<<<<

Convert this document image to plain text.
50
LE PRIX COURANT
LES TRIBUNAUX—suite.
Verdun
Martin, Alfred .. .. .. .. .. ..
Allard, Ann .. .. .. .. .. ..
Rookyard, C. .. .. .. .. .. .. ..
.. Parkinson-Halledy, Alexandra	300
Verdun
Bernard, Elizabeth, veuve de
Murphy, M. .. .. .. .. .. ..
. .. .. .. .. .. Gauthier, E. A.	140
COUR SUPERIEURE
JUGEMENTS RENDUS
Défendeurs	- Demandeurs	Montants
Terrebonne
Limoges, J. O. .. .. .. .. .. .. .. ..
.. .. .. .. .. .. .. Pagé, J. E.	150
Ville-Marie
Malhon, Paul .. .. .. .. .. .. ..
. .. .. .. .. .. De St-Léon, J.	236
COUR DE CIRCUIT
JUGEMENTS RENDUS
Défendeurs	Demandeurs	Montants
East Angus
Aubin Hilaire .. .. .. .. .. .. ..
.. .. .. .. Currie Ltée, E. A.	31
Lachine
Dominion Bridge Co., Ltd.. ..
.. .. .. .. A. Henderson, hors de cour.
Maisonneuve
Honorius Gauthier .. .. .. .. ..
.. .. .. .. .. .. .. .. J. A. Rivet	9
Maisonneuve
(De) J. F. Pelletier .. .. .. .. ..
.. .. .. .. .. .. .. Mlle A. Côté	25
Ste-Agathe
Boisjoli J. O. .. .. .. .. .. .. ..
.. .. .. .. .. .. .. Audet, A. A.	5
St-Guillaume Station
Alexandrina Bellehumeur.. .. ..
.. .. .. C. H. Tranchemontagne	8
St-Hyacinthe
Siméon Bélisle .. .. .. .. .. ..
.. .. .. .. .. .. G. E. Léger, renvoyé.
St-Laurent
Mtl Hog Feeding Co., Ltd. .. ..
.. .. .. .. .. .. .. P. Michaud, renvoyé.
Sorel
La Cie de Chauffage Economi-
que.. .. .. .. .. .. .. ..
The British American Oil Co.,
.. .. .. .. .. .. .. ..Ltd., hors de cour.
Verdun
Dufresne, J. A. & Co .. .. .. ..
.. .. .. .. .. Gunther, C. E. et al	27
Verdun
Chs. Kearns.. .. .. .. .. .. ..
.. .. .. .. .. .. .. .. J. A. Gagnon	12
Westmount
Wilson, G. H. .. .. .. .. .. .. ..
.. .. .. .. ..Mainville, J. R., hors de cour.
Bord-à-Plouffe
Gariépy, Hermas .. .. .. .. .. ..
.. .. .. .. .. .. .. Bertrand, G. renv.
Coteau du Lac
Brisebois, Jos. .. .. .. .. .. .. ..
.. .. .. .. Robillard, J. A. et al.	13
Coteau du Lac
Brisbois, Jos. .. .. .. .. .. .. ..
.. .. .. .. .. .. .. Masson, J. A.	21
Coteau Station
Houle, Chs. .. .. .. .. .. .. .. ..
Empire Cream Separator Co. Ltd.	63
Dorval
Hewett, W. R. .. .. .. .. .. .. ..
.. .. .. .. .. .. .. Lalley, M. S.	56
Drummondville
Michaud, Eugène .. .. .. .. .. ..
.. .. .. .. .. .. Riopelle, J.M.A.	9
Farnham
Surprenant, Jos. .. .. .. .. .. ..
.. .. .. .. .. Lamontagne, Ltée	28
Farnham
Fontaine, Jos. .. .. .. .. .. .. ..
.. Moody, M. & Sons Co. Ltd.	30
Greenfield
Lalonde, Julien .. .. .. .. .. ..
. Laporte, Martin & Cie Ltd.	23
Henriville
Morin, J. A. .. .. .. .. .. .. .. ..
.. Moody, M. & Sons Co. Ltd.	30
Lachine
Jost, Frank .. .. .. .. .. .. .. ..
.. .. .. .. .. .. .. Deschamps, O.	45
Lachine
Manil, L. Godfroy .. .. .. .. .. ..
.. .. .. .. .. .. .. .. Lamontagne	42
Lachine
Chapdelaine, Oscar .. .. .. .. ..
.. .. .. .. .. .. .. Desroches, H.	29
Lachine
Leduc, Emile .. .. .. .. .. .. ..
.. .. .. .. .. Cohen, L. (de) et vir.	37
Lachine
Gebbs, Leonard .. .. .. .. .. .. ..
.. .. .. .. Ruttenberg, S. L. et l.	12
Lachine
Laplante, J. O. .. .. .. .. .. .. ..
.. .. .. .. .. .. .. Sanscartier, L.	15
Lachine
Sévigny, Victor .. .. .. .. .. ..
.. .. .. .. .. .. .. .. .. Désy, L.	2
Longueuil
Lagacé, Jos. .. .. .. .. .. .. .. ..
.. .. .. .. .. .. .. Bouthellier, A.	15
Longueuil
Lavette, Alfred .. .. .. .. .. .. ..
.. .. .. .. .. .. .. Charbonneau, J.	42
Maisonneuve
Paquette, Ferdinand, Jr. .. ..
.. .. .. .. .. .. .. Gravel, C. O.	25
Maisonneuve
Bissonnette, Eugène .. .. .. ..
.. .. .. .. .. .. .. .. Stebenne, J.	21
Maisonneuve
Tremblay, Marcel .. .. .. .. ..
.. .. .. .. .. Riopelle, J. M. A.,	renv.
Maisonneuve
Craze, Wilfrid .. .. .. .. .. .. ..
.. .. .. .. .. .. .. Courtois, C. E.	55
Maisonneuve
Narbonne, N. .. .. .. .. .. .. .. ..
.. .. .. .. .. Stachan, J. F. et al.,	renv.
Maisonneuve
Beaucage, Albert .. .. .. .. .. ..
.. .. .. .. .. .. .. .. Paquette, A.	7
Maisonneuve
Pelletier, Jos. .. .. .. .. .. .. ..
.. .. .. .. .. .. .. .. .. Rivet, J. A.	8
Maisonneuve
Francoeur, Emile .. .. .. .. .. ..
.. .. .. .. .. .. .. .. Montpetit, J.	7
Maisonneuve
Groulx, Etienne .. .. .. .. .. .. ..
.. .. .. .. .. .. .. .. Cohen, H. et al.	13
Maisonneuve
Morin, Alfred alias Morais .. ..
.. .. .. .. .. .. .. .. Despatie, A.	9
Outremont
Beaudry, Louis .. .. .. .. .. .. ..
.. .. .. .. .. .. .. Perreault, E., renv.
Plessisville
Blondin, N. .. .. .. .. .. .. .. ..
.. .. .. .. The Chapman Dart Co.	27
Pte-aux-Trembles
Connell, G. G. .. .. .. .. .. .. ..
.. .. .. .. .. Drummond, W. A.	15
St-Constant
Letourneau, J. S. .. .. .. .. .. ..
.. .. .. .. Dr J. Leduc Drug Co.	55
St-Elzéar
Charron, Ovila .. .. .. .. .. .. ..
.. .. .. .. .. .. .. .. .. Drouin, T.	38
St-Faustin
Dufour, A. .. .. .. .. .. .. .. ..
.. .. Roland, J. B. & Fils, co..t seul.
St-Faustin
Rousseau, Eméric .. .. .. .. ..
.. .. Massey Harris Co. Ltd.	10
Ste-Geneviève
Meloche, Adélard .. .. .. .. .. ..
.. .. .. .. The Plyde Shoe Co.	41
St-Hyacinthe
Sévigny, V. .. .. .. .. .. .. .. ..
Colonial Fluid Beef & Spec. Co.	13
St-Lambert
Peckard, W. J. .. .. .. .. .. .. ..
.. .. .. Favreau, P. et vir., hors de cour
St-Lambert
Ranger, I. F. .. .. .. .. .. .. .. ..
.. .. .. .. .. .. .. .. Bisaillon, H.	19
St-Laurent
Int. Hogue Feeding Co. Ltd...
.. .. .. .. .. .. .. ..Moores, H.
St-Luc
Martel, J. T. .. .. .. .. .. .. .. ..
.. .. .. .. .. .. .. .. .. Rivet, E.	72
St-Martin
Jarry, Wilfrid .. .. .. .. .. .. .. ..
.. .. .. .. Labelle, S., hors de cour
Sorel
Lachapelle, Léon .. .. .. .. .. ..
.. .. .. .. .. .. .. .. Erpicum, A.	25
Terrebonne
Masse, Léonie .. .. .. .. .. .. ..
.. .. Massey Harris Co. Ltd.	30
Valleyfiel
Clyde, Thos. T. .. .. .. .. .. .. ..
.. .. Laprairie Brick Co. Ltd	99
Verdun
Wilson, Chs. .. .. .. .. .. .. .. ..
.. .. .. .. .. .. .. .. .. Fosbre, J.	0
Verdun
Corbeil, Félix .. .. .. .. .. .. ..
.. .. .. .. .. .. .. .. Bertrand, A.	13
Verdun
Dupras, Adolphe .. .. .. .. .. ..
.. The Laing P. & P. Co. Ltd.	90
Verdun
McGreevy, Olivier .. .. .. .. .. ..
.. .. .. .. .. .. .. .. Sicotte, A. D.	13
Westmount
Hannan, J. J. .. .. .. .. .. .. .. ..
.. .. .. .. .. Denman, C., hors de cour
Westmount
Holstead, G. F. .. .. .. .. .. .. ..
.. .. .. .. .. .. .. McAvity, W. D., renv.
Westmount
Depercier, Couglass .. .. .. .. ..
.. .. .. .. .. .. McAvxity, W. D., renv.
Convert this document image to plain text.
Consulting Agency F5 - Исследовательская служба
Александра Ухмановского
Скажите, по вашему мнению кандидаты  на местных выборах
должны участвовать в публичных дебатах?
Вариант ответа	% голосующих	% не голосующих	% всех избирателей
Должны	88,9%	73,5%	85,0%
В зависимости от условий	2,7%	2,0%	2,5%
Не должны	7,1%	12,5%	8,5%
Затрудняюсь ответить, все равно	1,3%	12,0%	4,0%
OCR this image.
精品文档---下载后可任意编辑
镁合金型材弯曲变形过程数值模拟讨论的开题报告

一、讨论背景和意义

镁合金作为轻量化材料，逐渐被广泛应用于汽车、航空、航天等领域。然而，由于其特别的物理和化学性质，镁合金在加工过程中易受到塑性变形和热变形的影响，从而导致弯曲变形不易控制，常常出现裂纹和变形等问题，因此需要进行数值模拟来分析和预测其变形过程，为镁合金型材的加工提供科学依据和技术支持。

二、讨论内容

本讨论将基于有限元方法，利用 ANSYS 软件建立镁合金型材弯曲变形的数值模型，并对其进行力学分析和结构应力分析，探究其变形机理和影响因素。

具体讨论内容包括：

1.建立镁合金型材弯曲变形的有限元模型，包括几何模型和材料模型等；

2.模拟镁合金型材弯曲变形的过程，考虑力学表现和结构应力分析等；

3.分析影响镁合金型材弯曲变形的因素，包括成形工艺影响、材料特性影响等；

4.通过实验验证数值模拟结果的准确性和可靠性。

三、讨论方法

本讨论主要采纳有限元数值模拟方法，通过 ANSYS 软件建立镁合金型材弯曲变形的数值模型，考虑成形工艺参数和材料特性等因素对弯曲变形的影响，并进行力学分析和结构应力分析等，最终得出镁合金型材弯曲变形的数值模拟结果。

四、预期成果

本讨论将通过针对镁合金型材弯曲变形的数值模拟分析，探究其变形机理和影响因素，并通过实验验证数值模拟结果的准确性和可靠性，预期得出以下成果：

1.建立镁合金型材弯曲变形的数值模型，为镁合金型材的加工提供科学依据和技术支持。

>>>>

Exercise task:
Begin with the line that contains "OCR this image." and set down each line exactly until the records above end, including the final line.

The reply:
OCR this image.
精品文档---下载后可任意编辑
镁合金型材弯曲变形过程数值模拟讨论的开题报告

一、讨论背景和意义

镁合金作为轻量化材料，逐渐被广泛应用于汽车、航空、航天等领域。然而，由于其特别的物理和化学性质，镁合金在加工过程中易受到塑性变形和热变形的影响，从而导致弯曲变形不易控制，常常出现裂纹和变形等问题，因此需要进行数值模拟来分析和预测其变形过程，为镁合金型材的加工提供科学依据和技术支持。

二、讨论内容

本讨论将基于有限元方法，利用 ANSYS 软件建立镁合金型材弯曲变形的数值模型，并对其进行力学分析和结构应力分析，探究其变形机理和影响因素。

具体讨论内容包括：

1.建立镁合金型材弯曲变形的有限元模型，包括几何模型和材料模型等；

2.模拟镁合金型材弯曲变形的过程，考虑力学表现和结构应力分析等；

3.分析影响镁合金型材弯曲变形的因素，包括成形工艺影响、材料特性影响等；

4.通过实验验证数值模拟结果的准确性和可靠性。

三、讨论方法

本讨论主要采纳有限元数值模拟方法，通过 ANSYS 软件建立镁合金型材弯曲变形的数值模型，考虑成形工艺参数和材料特性等因素对弯曲变形的影响，并进行力学分析和结构应力分析等，最终得出镁合金型材弯曲变形的数值模拟结果。

四、预期成果

本讨论将通过针对镁合金型材弯曲变形的数值模拟分析，探究其变形机理和影响因素，并通过实验验证数值模拟结果的准确性和可靠性，预期得出以下成果：

1.建立镁合金型材弯曲变形的数值模型，为镁合金型材的加工提供科学依据和技术支持。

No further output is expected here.